··· LISTED ENTRIES
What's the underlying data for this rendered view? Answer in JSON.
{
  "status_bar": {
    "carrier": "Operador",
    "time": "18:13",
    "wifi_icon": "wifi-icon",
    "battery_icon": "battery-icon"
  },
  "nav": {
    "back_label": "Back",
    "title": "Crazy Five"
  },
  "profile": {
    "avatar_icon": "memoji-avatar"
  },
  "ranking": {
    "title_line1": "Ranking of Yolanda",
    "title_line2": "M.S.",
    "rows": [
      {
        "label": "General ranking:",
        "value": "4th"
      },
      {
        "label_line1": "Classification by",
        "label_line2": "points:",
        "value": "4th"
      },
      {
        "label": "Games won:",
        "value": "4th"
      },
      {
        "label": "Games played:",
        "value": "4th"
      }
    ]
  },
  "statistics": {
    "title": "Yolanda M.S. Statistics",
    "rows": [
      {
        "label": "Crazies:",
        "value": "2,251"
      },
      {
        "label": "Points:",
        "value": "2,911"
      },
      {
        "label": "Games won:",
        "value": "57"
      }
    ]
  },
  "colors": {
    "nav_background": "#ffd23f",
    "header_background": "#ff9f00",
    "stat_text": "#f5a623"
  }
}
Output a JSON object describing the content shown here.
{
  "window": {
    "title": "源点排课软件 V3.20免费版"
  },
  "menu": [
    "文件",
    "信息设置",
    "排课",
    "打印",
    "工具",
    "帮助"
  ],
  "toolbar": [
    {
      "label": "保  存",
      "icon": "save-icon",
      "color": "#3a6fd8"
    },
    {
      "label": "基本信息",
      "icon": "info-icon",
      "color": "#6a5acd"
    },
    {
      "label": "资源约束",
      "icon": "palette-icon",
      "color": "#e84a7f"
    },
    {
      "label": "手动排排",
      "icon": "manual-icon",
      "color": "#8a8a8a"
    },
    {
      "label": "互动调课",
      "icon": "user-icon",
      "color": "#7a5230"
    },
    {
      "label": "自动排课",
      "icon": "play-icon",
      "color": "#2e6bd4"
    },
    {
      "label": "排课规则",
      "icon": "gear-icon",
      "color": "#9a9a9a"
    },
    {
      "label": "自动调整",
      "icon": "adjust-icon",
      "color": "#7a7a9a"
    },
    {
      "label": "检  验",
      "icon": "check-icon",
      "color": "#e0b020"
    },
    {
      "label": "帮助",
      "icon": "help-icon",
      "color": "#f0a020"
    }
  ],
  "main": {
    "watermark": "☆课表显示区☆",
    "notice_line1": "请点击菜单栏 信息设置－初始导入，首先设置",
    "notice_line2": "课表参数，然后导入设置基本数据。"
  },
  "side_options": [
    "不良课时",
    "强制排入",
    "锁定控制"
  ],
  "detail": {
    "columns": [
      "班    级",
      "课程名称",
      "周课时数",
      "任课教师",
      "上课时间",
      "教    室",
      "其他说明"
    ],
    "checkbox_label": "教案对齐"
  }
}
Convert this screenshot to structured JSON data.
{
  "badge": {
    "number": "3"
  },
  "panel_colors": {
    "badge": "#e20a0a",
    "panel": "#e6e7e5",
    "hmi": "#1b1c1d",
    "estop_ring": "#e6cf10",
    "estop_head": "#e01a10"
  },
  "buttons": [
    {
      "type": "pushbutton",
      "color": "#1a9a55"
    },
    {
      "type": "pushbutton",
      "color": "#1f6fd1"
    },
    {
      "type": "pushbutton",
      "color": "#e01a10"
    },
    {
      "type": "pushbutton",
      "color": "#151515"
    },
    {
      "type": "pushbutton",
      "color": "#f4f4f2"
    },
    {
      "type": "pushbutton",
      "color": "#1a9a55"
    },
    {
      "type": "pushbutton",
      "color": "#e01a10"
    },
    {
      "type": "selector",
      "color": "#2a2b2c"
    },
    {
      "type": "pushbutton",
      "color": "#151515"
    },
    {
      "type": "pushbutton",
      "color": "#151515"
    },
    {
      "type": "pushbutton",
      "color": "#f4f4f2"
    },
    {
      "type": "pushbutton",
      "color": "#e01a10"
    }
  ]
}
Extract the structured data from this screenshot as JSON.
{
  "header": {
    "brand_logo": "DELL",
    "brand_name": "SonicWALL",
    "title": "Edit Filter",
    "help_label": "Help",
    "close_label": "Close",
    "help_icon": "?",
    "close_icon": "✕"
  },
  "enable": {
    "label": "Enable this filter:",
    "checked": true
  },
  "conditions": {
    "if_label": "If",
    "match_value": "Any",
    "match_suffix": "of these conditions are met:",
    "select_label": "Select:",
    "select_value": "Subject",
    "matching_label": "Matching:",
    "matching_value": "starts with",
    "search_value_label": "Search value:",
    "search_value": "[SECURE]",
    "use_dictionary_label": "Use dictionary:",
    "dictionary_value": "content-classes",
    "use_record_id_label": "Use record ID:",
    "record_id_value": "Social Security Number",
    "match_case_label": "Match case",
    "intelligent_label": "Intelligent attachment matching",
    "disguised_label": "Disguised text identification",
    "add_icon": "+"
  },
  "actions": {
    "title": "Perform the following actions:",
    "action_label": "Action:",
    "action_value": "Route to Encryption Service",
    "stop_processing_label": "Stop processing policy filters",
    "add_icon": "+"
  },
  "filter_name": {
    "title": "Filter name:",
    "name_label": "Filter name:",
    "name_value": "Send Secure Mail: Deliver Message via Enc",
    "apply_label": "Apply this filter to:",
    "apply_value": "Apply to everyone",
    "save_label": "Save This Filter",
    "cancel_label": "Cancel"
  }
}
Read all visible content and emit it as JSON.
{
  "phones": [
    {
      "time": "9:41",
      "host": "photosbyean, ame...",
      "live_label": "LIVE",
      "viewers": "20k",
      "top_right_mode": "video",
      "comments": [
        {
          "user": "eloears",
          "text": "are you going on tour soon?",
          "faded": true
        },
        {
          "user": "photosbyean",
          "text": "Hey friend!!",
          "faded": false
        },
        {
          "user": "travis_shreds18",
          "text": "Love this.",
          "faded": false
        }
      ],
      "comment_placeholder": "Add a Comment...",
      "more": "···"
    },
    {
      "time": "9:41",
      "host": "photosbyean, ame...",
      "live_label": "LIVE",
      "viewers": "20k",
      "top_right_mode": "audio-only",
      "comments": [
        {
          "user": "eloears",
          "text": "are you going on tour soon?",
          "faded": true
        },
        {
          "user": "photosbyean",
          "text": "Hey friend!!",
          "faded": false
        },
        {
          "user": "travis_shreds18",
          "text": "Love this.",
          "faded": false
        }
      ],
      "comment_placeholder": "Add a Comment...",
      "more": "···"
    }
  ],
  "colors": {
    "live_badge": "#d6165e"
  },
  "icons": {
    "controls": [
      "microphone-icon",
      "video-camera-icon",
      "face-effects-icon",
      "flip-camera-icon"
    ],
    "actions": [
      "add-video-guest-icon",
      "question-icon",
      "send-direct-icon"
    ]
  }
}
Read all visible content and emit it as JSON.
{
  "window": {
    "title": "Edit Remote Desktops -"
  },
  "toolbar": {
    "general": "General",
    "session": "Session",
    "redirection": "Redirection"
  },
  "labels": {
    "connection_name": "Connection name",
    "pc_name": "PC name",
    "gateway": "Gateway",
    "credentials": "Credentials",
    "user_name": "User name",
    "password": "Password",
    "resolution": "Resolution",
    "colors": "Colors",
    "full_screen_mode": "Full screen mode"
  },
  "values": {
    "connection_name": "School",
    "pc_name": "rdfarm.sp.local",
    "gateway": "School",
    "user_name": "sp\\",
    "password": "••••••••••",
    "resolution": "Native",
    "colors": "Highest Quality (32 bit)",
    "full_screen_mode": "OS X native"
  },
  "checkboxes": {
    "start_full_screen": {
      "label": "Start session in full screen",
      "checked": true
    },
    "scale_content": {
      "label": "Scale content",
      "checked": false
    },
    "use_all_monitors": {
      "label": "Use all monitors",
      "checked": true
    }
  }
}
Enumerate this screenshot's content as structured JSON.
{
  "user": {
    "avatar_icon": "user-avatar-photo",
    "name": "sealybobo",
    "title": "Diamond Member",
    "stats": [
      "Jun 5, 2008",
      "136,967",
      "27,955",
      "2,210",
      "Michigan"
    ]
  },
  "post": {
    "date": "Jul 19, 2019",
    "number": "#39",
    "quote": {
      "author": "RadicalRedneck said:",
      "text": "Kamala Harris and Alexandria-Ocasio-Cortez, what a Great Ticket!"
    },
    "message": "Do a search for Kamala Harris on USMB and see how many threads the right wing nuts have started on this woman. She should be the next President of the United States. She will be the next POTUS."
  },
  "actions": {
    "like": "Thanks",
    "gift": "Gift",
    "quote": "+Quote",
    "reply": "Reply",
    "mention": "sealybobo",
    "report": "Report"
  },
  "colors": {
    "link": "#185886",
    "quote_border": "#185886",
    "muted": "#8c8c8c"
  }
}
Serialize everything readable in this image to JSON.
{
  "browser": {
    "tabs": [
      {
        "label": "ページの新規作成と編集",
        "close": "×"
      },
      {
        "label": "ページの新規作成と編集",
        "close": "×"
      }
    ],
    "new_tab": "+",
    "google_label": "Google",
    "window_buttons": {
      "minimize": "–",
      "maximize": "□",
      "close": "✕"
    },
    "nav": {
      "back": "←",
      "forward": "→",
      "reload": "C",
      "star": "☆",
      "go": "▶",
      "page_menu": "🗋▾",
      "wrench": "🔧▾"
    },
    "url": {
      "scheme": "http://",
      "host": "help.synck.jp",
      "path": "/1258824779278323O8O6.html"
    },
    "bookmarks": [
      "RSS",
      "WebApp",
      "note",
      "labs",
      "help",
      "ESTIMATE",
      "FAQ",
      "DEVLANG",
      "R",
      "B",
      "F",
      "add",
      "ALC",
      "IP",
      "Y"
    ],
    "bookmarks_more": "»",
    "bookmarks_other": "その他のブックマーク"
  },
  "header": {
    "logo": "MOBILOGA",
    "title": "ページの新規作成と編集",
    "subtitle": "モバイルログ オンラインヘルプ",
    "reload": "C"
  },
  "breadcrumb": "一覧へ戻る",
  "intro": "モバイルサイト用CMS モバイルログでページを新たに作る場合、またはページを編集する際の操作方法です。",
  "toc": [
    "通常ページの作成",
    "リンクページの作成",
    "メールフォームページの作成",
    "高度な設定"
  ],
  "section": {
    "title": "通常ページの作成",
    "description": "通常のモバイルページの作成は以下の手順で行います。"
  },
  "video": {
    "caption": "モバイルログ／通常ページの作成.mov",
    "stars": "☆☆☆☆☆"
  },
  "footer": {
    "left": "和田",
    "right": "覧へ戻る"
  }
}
······
- WRITTEN REQUEST: Filter the entries down to the lines with the word "conditions" in them.

- TASK SOLUTION:
  "conditions": {
    "match_suffix": "of these conditions are met:",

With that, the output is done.